▶ _PROBLEM TO WORK ON_
Copy each line that holds "Subdomain".

▶ _RECORD SET_
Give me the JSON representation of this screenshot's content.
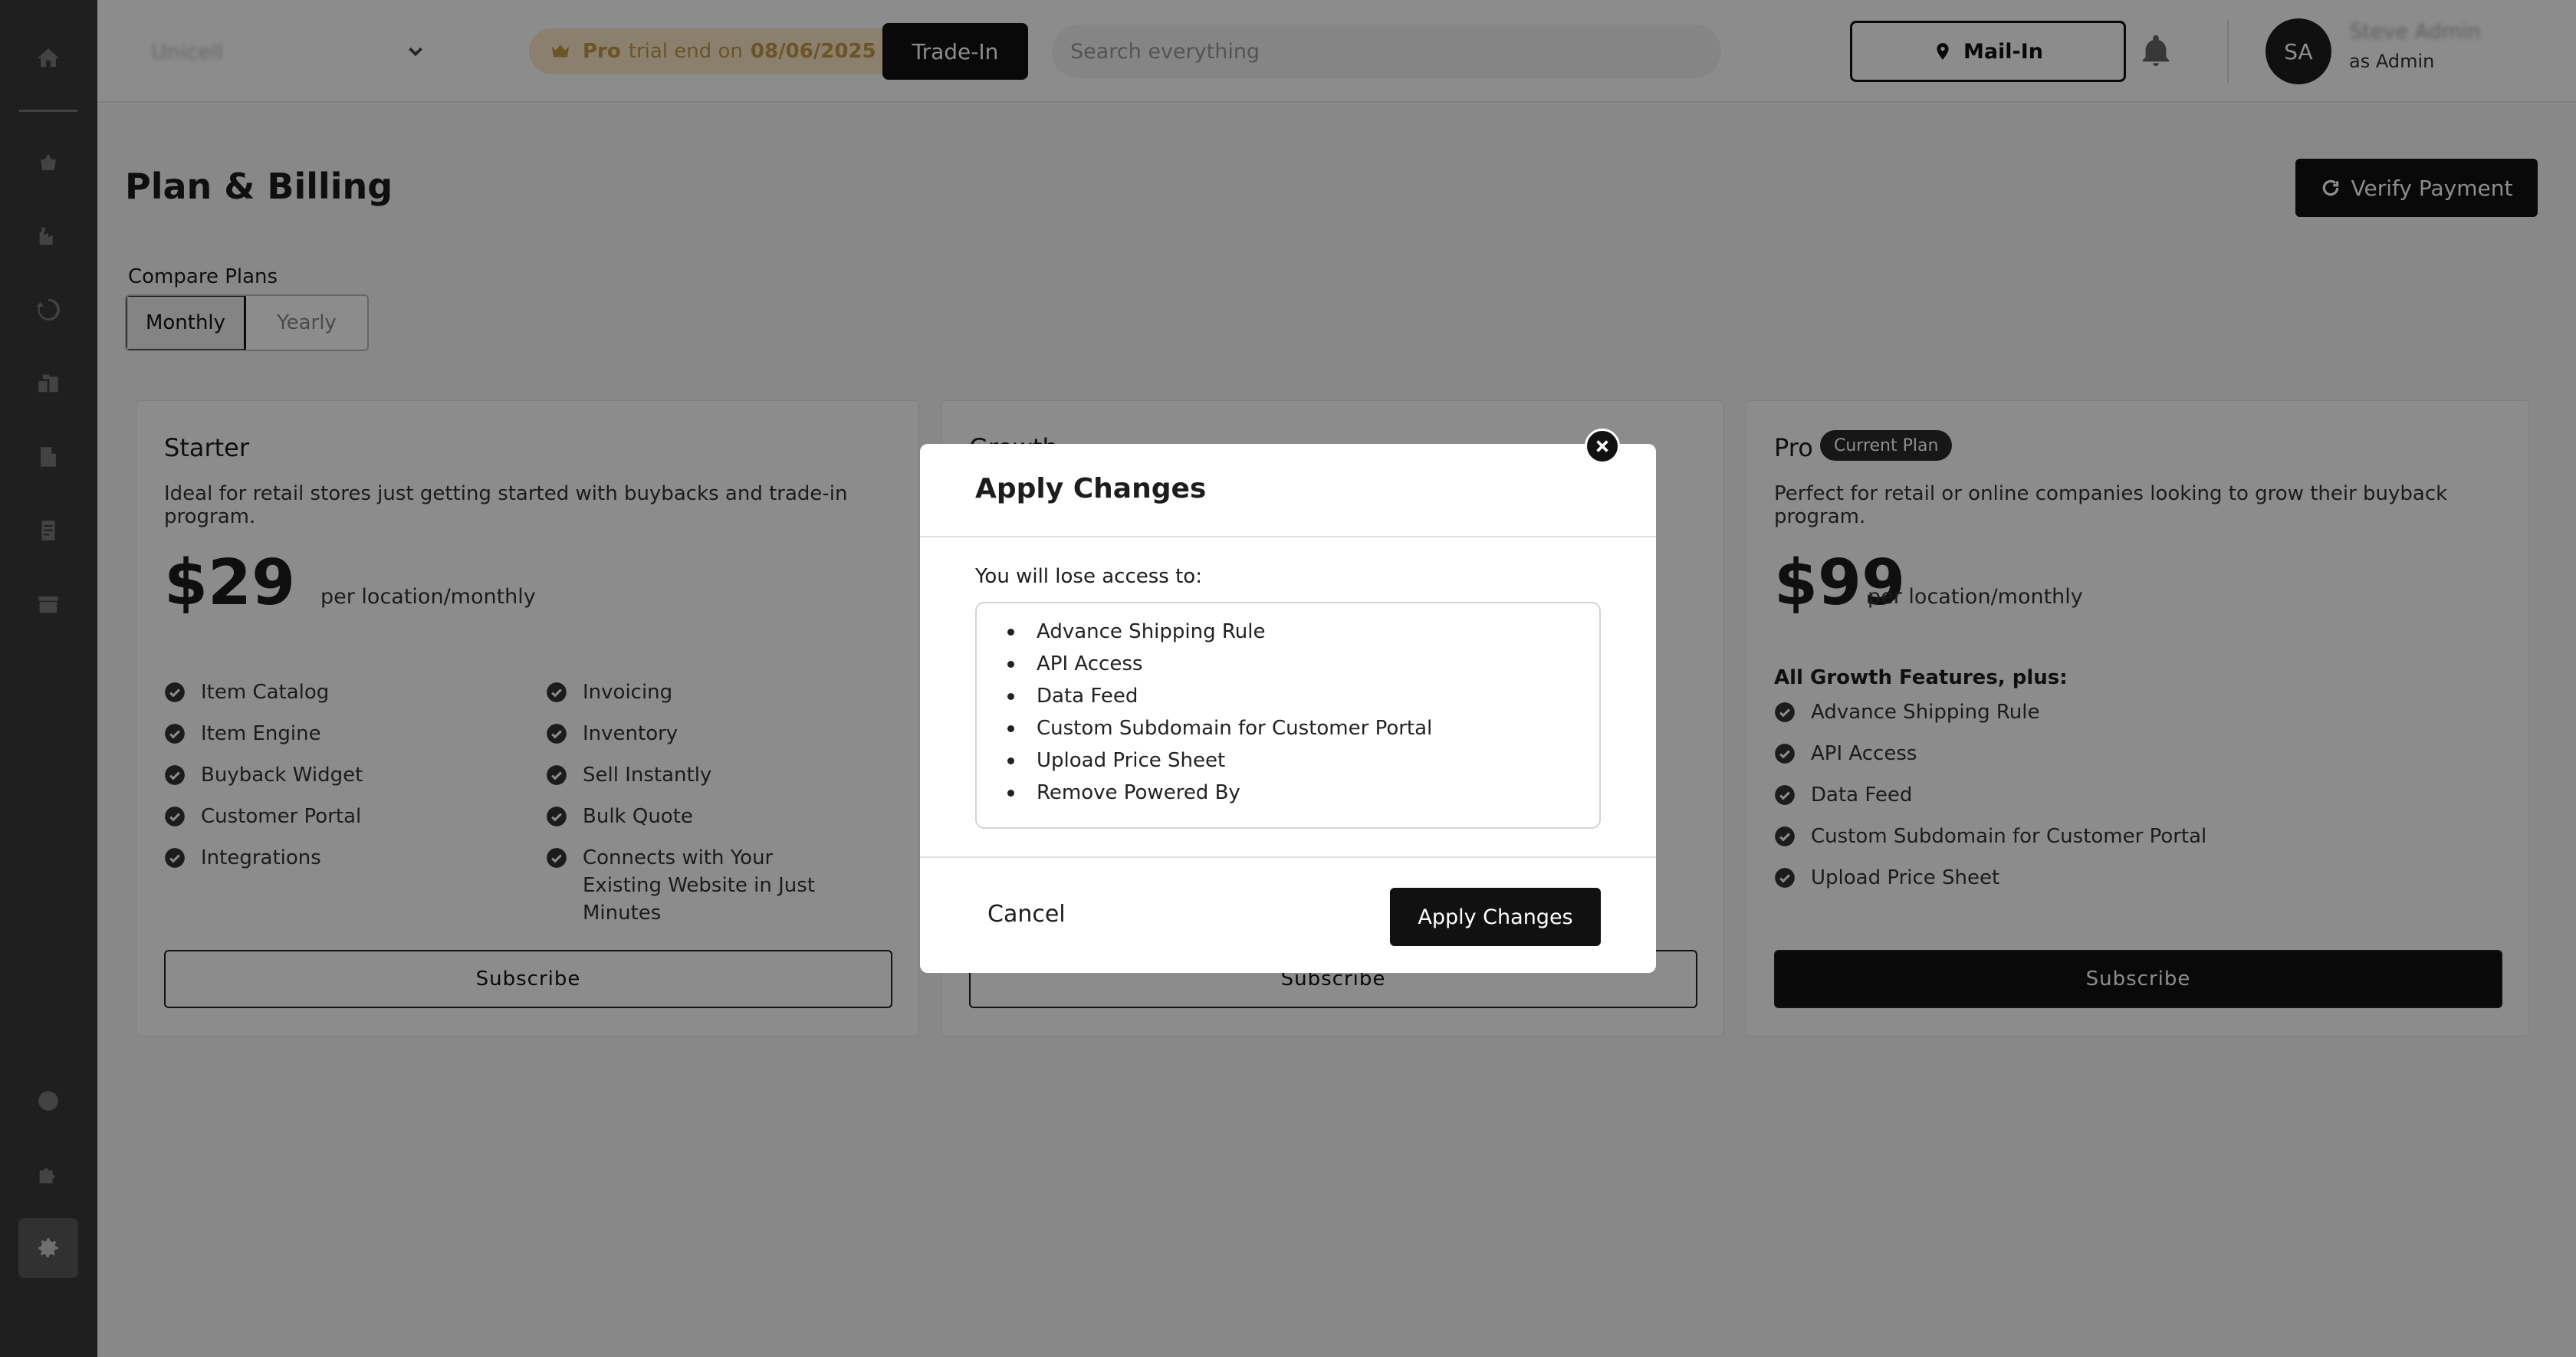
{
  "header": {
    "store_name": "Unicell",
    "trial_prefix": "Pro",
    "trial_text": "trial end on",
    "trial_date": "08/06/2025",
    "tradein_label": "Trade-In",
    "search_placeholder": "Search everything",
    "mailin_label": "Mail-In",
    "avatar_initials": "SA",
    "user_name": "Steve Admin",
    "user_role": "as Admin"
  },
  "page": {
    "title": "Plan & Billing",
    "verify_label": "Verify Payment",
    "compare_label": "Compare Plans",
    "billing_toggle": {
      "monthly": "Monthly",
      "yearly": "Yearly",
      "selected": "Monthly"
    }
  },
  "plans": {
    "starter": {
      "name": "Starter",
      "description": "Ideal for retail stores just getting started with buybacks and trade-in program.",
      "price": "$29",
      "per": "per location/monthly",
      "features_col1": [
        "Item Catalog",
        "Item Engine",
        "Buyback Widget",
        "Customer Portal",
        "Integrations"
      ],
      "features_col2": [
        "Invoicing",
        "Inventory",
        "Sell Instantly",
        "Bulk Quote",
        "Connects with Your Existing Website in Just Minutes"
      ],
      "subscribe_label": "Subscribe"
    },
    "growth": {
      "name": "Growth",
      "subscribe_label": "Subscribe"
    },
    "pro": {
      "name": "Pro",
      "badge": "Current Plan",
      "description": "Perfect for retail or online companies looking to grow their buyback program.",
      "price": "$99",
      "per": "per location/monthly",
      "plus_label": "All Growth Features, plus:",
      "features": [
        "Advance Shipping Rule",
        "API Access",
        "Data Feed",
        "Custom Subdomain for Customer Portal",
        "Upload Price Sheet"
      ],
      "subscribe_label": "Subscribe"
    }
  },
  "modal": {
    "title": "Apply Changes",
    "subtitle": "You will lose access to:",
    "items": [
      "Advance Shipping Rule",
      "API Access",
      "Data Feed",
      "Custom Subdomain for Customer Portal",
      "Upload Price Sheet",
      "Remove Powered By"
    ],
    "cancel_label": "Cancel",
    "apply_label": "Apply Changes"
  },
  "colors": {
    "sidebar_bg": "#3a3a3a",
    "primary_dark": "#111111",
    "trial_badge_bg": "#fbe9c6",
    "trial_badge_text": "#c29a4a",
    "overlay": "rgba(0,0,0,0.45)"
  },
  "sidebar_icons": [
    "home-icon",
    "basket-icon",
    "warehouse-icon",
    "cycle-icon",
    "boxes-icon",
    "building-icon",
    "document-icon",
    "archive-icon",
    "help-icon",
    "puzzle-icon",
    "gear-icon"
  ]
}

▶ _EXPECTED ANSWER_
        "Custom Subdomain for Customer Portal",
      "Custom Subdomain for Customer Portal",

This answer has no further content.